> TASK GOAL
Scan the material below for the word "with", then copy every line in which it appears.
# # # #
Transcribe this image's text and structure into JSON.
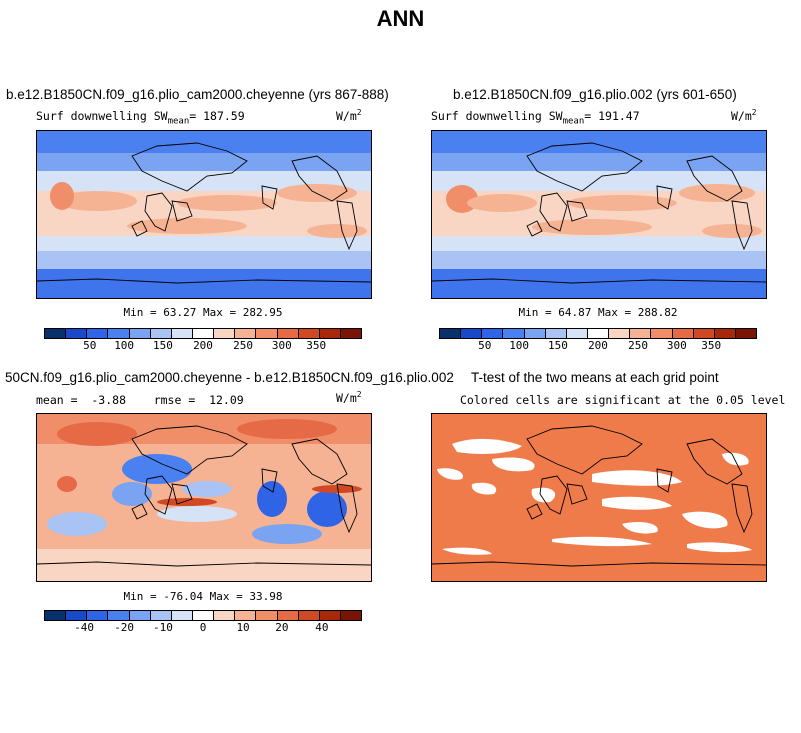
{
  "page_title": "ANN",
  "panels": [
    {
      "title": "b.e12.B1850CN.f09_g16.plio_cam2000.cheyenne (yrs 867-888)",
      "subtitle_left": "Surf downwelling SW",
      "subtitle_sub": "mean",
      "subtitle_value": "= 187.59",
      "units": "W/m",
      "units_sup": "2",
      "min_max": "Min =  63.27 Max = 282.95",
      "ticks": [
        "50",
        "100",
        "150",
        "200",
        "250",
        "300",
        "350"
      ]
    },
    {
      "title": "b.e12.B1850CN.f09_g16.plio.002 (yrs 601-650)",
      "subtitle_left": "Surf downwelling SW",
      "subtitle_sub": "mean",
      "subtitle_value": "= 191.47",
      "units": "W/m",
      "units_sup": "2",
      "min_max": "Min =  64.87 Max = 288.82",
      "ticks": [
        "50",
        "100",
        "150",
        "200",
        "250",
        "300",
        "350"
      ]
    },
    {
      "title": "50CN.f09_g16.plio_cam2000.cheyenne - b.e12.B1850CN.f09_g16.plio.002",
      "subtitle_left": "mean =  -3.88    rmse =  12.09",
      "units": "W/m",
      "units_sup": "2",
      "min_max": "Min = -76.04 Max =  33.98",
      "ticks": [
        "-40",
        "-20",
        "-10",
        "0",
        "10",
        "20",
        "40"
      ]
    },
    {
      "title": "T-test of the two means at each grid point",
      "subtitle_left": "Colored cells are significant at the 0.05 level"
    }
  ],
  "colors": {
    "colorbar": [
      "#08306b",
      "#1948c8",
      "#2f64e6",
      "#4a80f0",
      "#7aa3f2",
      "#a9c4f4",
      "#d6e2f6",
      "#ffffff",
      "#f9d6c4",
      "#f5b394",
      "#ef8e68",
      "#e56a45",
      "#cf4a24",
      "#a8280c",
      "#7a1404"
    ],
    "ttest_fill": "#ef7b4a",
    "land_outline": "#000000"
  }
}
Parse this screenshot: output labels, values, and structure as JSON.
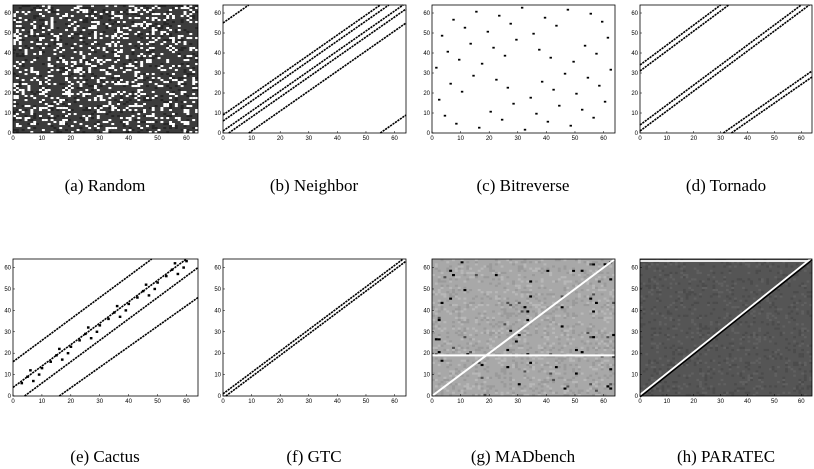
{
  "figure": {
    "panels": [
      {
        "caption": "(a) Random"
      },
      {
        "caption": "(b) Neighbor"
      },
      {
        "caption": "(c) Bitreverse"
      },
      {
        "caption": "(d) Tornado"
      },
      {
        "caption": "(e) Cactus"
      },
      {
        "caption": "(f) GTC"
      },
      {
        "caption": "(g) MADbench"
      },
      {
        "caption": "(h) PARATEC"
      }
    ]
  },
  "chart_data": [
    {
      "type": "heatmap",
      "pattern": "random",
      "background": "#3c3c3c",
      "marks": "white cells scattered uniformly (~20% density)",
      "xlim": [
        0,
        64
      ],
      "ylim": [
        0,
        64
      ],
      "xticks": [
        "0",
        "10",
        "20",
        "30",
        "40",
        "50",
        "60"
      ],
      "yticks": [
        "0",
        "10",
        "20",
        "30",
        "40",
        "50",
        "60"
      ]
    },
    {
      "type": "heatmap",
      "pattern": "diagonal-bands",
      "background": "#ffffff",
      "mark_color": "#000000",
      "xlim": [
        0,
        64
      ],
      "ylim": [
        0,
        64
      ],
      "bands": [
        {
          "x1": 0,
          "y1": 9,
          "x2": 55,
          "y2": 64
        },
        {
          "x1": 0,
          "y1": 6,
          "x2": 58,
          "y2": 64
        },
        {
          "x1": 0,
          "y1": 1,
          "x2": 63,
          "y2": 64
        },
        {
          "x1": 2,
          "y1": 0,
          "x2": 64,
          "y2": 62
        },
        {
          "x1": 9,
          "y1": 0,
          "x2": 64,
          "y2": 55
        },
        {
          "x1": 0,
          "y1": 55,
          "x2": 9,
          "y2": 64
        },
        {
          "x1": 55,
          "y1": 0,
          "x2": 64,
          "y2": 9
        }
      ],
      "xticks": [
        "0",
        "10",
        "20",
        "30",
        "40",
        "50",
        "60"
      ],
      "yticks": [
        "0",
        "10",
        "20",
        "30",
        "40",
        "50",
        "60"
      ]
    },
    {
      "type": "scatter",
      "pattern": "bit-reversal",
      "background": "#ffffff",
      "mark_color": "#000000",
      "xlim": [
        0,
        64
      ],
      "ylim": [
        0,
        64
      ],
      "xticks": [
        "0",
        "10",
        "20",
        "30",
        "40",
        "50",
        "60"
      ],
      "yticks": [
        "0",
        "10",
        "20",
        "30",
        "40",
        "50",
        "60"
      ]
    },
    {
      "type": "heatmap",
      "pattern": "tornado",
      "background": "#ffffff",
      "mark_color": "#000000",
      "xlim": [
        0,
        64
      ],
      "ylim": [
        0,
        64
      ],
      "bands": [
        {
          "x1": 0,
          "y1": 31,
          "x2": 33,
          "y2": 64
        },
        {
          "x1": 0,
          "y1": 34,
          "x2": 30,
          "y2": 64
        },
        {
          "x1": 0,
          "y1": 1,
          "x2": 63,
          "y2": 64
        },
        {
          "x1": 0,
          "y1": 4,
          "x2": 60,
          "y2": 64
        },
        {
          "x1": 31,
          "y1": 0,
          "x2": 64,
          "y2": 31
        },
        {
          "x1": 34,
          "y1": 0,
          "x2": 64,
          "y2": 28
        }
      ],
      "xticks": [
        "0",
        "10",
        "20",
        "30",
        "40",
        "50",
        "60"
      ],
      "yticks": [
        "0",
        "10",
        "20",
        "30",
        "40",
        "50",
        "60"
      ]
    },
    {
      "type": "heatmap",
      "pattern": "cactus-stencil",
      "background": "#ffffff",
      "mark_color": "#000000",
      "xlim": [
        0,
        64
      ],
      "ylim": [
        0,
        64
      ],
      "bands": [
        {
          "x1": 0,
          "y1": 16,
          "x2": 48,
          "y2": 64
        },
        {
          "x1": 16,
          "y1": 0,
          "x2": 64,
          "y2": 46
        },
        {
          "x1": 0,
          "y1": 4,
          "x2": 60,
          "y2": 64
        },
        {
          "x1": 4,
          "y1": 0,
          "x2": 64,
          "y2": 60
        }
      ],
      "xticks": [
        "0",
        "10",
        "20",
        "30",
        "40",
        "50",
        "60"
      ],
      "yticks": [
        "0",
        "10",
        "20",
        "30",
        "40",
        "50",
        "60"
      ]
    },
    {
      "type": "heatmap",
      "pattern": "near-diagonal",
      "background": "#ffffff",
      "mark_color": "#000000",
      "xlim": [
        0,
        64
      ],
      "ylim": [
        0,
        64
      ],
      "bands": [
        {
          "x1": 0,
          "y1": 1,
          "x2": 63,
          "y2": 64
        },
        {
          "x1": 1,
          "y1": 0,
          "x2": 64,
          "y2": 63
        }
      ],
      "xticks": [
        "0",
        "10",
        "20",
        "30",
        "40",
        "50",
        "60"
      ],
      "yticks": [
        "0",
        "10",
        "20",
        "30",
        "40",
        "50",
        "60"
      ]
    },
    {
      "type": "heatmap",
      "pattern": "madbench",
      "background": "#a8a8a8",
      "mark_color": "#000000",
      "xlim": [
        0,
        64
      ],
      "ylim": [
        0,
        64
      ],
      "highlight": {
        "diagonal": "white",
        "row_y": 19
      },
      "xticks": [
        "0",
        "10",
        "20",
        "30",
        "40",
        "50",
        "60"
      ],
      "yticks": [
        "0",
        "10",
        "20",
        "30",
        "40",
        "50",
        "60"
      ]
    },
    {
      "type": "heatmap",
      "pattern": "paratec",
      "background": "#555555",
      "mark_color": "#ffffff",
      "xlim": [
        0,
        64
      ],
      "ylim": [
        0,
        64
      ],
      "highlight": {
        "diagonal": "white/black pair"
      },
      "xticks": [
        "0",
        "10",
        "20",
        "30",
        "40",
        "50",
        "60"
      ],
      "yticks": [
        "0",
        "10",
        "20",
        "30",
        "40",
        "50",
        "60"
      ]
    }
  ]
}
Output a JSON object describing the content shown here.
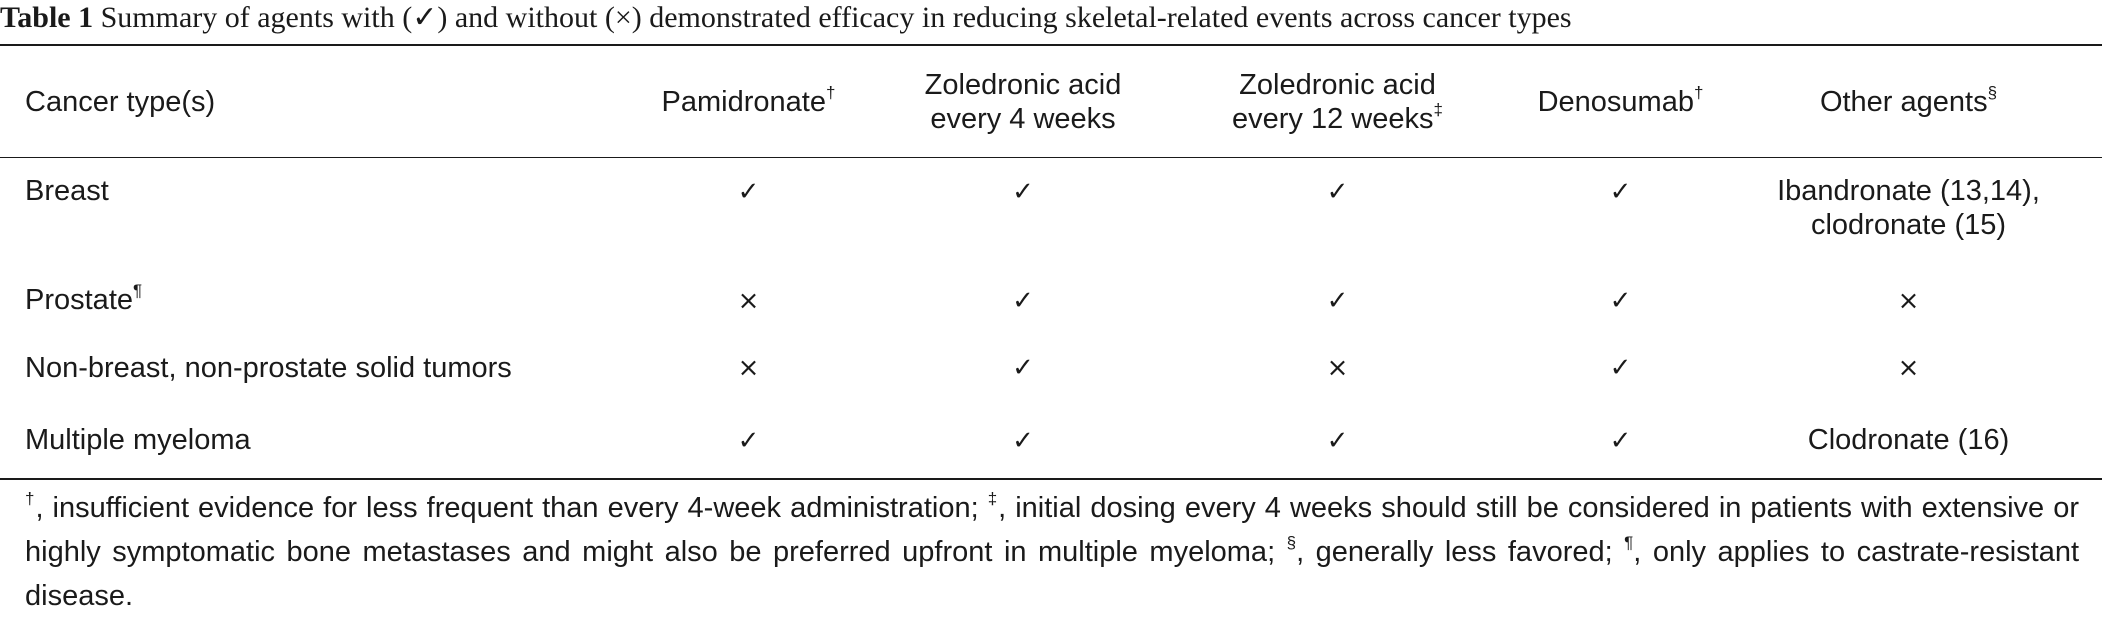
{
  "caption": {
    "label": "Table 1",
    "text": "Summary of agents with (✓) and without (×) demonstrated efficacy in reducing skeletal-related events across cancer types"
  },
  "header": {
    "cancer_type": "Cancer type(s)",
    "pamidronate": "Pamidronate",
    "pamidronate_sup": "†",
    "zol4_line1": "Zoledronic acid",
    "zol4_line2": "every 4 weeks",
    "zol12_line1": "Zoledronic acid",
    "zol12_line2": "every 12 weeks",
    "zol12_sup": "‡",
    "denosumab": "Denosumab",
    "denosumab_sup": "†",
    "other": "Other agents",
    "other_sup": "§"
  },
  "rows": [
    {
      "cancer": "Breast",
      "cancer_sup": "",
      "pamidronate": "✓",
      "zol4": "✓",
      "zol12": "✓",
      "denosumab": "✓",
      "other_line1": "Ibandronate (13,14),",
      "other_line2": "clodronate (15)"
    },
    {
      "cancer": "Prostate",
      "cancer_sup": "¶",
      "pamidronate": "×",
      "zol4": "✓",
      "zol12": "✓",
      "denosumab": "✓",
      "other_line1": "×",
      "other_line2": ""
    },
    {
      "cancer": "Non-breast, non-prostate solid tumors",
      "cancer_sup": "",
      "pamidronate": "×",
      "zol4": "✓",
      "zol12": "×",
      "denosumab": "✓",
      "other_line1": "×",
      "other_line2": ""
    },
    {
      "cancer": "Multiple myeloma",
      "cancer_sup": "",
      "pamidronate": "✓",
      "zol4": "✓",
      "zol12": "✓",
      "denosumab": "✓",
      "other_line1": "Clodronate (16)",
      "other_line2": ""
    }
  ],
  "footnote": {
    "sym1": "†",
    "text1": ", insufficient evidence for less frequent than every 4-week administration; ",
    "sym2": "‡",
    "text2": ", initial dosing every 4 weeks should still be considered in patients with extensive or highly symptomatic bone metastases and might also be preferred upfront in multiple myeloma; ",
    "sym3": "§",
    "text3": ", generally less favored; ",
    "sym4": "¶",
    "text4": ", only applies to castrate-resistant disease."
  }
}
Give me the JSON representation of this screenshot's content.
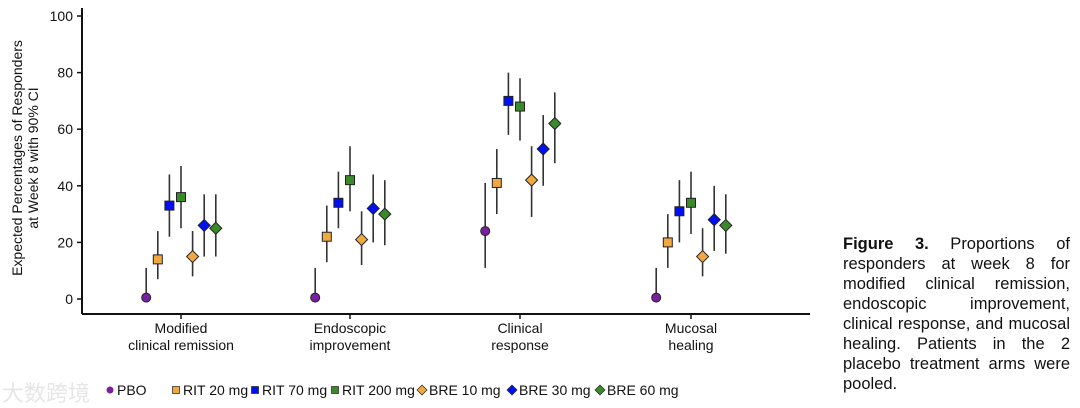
{
  "chart_data": {
    "type": "scatter",
    "ylabel": "Expected Percentages of Responders at Week 8 with 90% CI",
    "ylabel_lines": [
      "Expected Percentages of Responders",
      "at Week 8 with 90% CI"
    ],
    "ylim": [
      0,
      100
    ],
    "yticks": [
      "0",
      "20",
      "40",
      "60",
      "80",
      "100"
    ],
    "categories": [
      [
        "Modified",
        "clinical remission"
      ],
      [
        "Endoscopic",
        "improvement"
      ],
      [
        "Clinical",
        "response"
      ],
      [
        "Mucosal",
        "healing"
      ]
    ],
    "series": [
      {
        "name": "PBO",
        "marker": "circle",
        "color": "#7b1fa2",
        "values": [
          0.5,
          0.5,
          24,
          0.5
        ],
        "ci": [
          [
            0,
            11
          ],
          [
            0,
            11
          ],
          [
            11,
            41
          ],
          [
            0,
            11
          ]
        ]
      },
      {
        "name": "RIT 20 mg",
        "marker": "square",
        "color": "#f0a840",
        "values": [
          14,
          22,
          41,
          20
        ],
        "ci": [
          [
            7,
            24
          ],
          [
            13,
            33
          ],
          [
            30,
            53
          ],
          [
            11,
            30
          ]
        ]
      },
      {
        "name": "RIT 70 mg",
        "marker": "square",
        "color": "#0010f0",
        "values": [
          33,
          34,
          70,
          31
        ],
        "ci": [
          [
            22,
            44
          ],
          [
            25,
            45
          ],
          [
            58,
            80
          ],
          [
            20,
            42
          ]
        ]
      },
      {
        "name": "RIT 200 mg",
        "marker": "square",
        "color": "#3a8a2a",
        "values": [
          36,
          42,
          68,
          34
        ],
        "ci": [
          [
            25,
            47
          ],
          [
            31,
            54
          ],
          [
            56,
            78
          ],
          [
            23,
            45
          ]
        ]
      },
      {
        "name": "BRE 10 mg",
        "marker": "diamond",
        "color": "#f0a840",
        "values": [
          15,
          21,
          42,
          15
        ],
        "ci": [
          [
            8,
            24
          ],
          [
            12,
            31
          ],
          [
            29,
            54
          ],
          [
            8,
            25
          ]
        ]
      },
      {
        "name": "BRE 30 mg",
        "marker": "diamond",
        "color": "#0010f0",
        "values": [
          26,
          32,
          53,
          28
        ],
        "ci": [
          [
            15,
            37
          ],
          [
            20,
            44
          ],
          [
            40,
            65
          ],
          [
            17,
            40
          ]
        ]
      },
      {
        "name": "BRE 60 mg",
        "marker": "diamond",
        "color": "#3a8a2a",
        "values": [
          25,
          30,
          62,
          26
        ],
        "ci": [
          [
            15,
            37
          ],
          [
            19,
            42
          ],
          [
            48,
            73
          ],
          [
            16,
            37
          ]
        ]
      }
    ],
    "legend": "bottom"
  },
  "caption": {
    "label": "Figure 3.",
    "text": " Proportions of responders at week 8 for modified clinical remission, endoscopic improvement, clinical response, and mucosal healing. Patients in the 2 placebo treatment arms were pooled."
  },
  "watermark": "大数跨境"
}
# # # #
> ANSWER TO THIS EXERCISE
    "text": "Summary of agents with (✓) and without (×) demonstrated efficacy in reducing skeletal-related events across cancer types"
    "text2": ", initial dosing every 4 weeks should still be considered in patients with extensive or highly symptomatic bone metastases and might also be preferred upfront in multiple myeloma; ",
    "ylabel": "Expected Percentages of Responders at Week 8 with 90% CI",
      "at Week 8 with 90% CI"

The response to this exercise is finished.